- **TRECHO DA PÁGINA**
______________________________

A conclusão das negociações entre Brasil e Paraguai sobre as demandas de modificações do Tratado de Itaipu foi registrada em uma declaração conjunta firmada pelos presidentes Lula e Fernando Lugo. O "acordo histórico" é mais um exemplo da diplomacia da generosidade que hoje prevalece na região graças à ação ideológica e partidária da política externa. As principais decisões de caráter político adotadas, aparentemente com resistência dos técnicos do Ministério de Minas e Energia e da direção brasileira de Itaipu, foram: • Submeter aos respectivos Congressos o reajuste, em 200%, da remuneração ao Paraguai por cessão da energia de Itaipu, elevando o bônus pago pelo Brasil dos atuais US$ 120 milhões para US$ 360 milhões ao ano; • Submeter ao Congresso a permissão para que o Paraguai venda parte da energia de Itaipu no mercado livre brasileiro. Um grupo vai estudar como ocorreria a venda no mercado livre e submeterá as conclusões aos presidentes, em três meses.
• Os presidentes decidiram "trabalhar juntos" pela integração energética regional, abrindo a possibilidade de o Paraguai vender energia de Itaipu a terceiros países após 2023; • Um pacote de bondades com financiamentos de US$ 1,535 bilhão, alguns a fundo perdido, para a realização de obras de infraestrutura e de um mirante no valor de US$ 20 milhões, a ser construído no lado paraguaio do lago. O Congresso Nacional, portanto, será chamado a opinar sobre: • Compatibilidade dessas decisões com as cláusulas do tratado de Itaipu.

______________________________

- **LINHAS ARMAZENADAS**

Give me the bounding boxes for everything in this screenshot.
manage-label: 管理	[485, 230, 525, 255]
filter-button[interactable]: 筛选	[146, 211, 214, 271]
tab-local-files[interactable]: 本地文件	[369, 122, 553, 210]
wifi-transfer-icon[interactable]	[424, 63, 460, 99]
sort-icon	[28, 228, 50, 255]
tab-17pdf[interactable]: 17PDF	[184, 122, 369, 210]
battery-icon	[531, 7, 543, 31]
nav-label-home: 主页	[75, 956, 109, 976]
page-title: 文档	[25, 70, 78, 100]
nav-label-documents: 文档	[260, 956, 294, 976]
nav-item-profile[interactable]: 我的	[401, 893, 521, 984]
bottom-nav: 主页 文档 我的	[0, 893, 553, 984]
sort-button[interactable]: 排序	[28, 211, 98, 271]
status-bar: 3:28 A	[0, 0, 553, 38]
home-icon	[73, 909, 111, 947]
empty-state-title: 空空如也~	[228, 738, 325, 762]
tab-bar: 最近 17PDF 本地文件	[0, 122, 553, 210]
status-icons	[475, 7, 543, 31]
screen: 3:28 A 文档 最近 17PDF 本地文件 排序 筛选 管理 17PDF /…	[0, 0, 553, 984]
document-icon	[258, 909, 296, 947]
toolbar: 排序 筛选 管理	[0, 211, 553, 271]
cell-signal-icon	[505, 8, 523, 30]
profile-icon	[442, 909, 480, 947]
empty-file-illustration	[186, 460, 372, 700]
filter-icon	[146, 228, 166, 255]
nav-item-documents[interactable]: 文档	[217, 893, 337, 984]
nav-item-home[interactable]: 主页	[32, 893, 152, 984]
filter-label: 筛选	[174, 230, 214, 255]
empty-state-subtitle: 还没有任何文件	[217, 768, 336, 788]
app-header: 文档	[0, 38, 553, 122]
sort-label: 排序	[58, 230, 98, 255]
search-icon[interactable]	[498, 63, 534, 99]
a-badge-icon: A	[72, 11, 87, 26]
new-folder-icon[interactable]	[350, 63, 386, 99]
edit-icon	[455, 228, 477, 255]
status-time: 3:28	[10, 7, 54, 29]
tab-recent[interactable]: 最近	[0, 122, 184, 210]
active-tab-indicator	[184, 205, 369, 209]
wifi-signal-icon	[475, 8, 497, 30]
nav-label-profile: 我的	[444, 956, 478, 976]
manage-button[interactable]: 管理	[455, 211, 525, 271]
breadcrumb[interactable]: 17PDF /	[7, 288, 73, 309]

______________________________

- **EXERCÍCIO PROPOSTO 1**
Informe somente o número de linhas dos registros que contêm a palavra "documents".
- **EXERCÍCIO PROPOSTO 2**
Dê continuidade ao trecho sobre o Tratado de Itaipu a partir do ponto em que ele termina.
O trecho e os registros são materiais independentes entre si.

- **RESPOSTA REDIGIDA 1**
2

- **RESPOSTA REDIGIDA 2**
A atualização da compensação pela cessão da energia e a eliminação do índice da inflação americana que reajusta o empréstimo implicarão modificação do anexo C, parte integrante do Tratado, segundo dispõe o Artigo VI. A venda direta ao mercado livre brasileiro da energia cedida pelo Paraguai deve ser analisada à luz dos artigos XIII e XIV. A possibilidade de venda da energia pertencente ao Paraguai para terceiros mercados depois de 2023 não está prevista no artigo XXV do Tratado. Cabe esclarecer que o Tratado de 1973 tem duração indefinida. O ano de 2023 representa apenas o fim do pagamento da dívida externa contraída para a construção da hidrelétrica. • O eventual aumento do custo da energia para o consumidor brasileiro.
Trata-se de questão importante tendo em mente o que ocorreu quando da concessão feita à Bolívia para o aumento do preço do gás, depois da nacionalização das refinarias da Petrobras em 2006, e quando da modificação do bônus para o Paraguai em 2005. Nos dois casos, a opinião pública foi reiteradamente informada de que o aumento não seria repassado para o consumidor. Quem vai pagar agora os quase US$ 300 milhões que serão transferidos a mais ao Paraguai? • A forma como essas mudanças serão incorporadas ao sistema jurídico nacional.
Ao submeter ao Congresso Nacional as modificações acordadas com o Paraguai, o governo reconhece que o Tratado está sendo alterado, apesar de dizer que as "decisões não mexem no Tratado de Itaipu porque há limitações concretas" que deveriam ser respeitadas. A forma de tratar essas questões, portanto, tem de ser o encaminhamento ao Legislativo das Notas Reversais trocadas com o Paraguai e não de projeto de lei ou Medida Provisória.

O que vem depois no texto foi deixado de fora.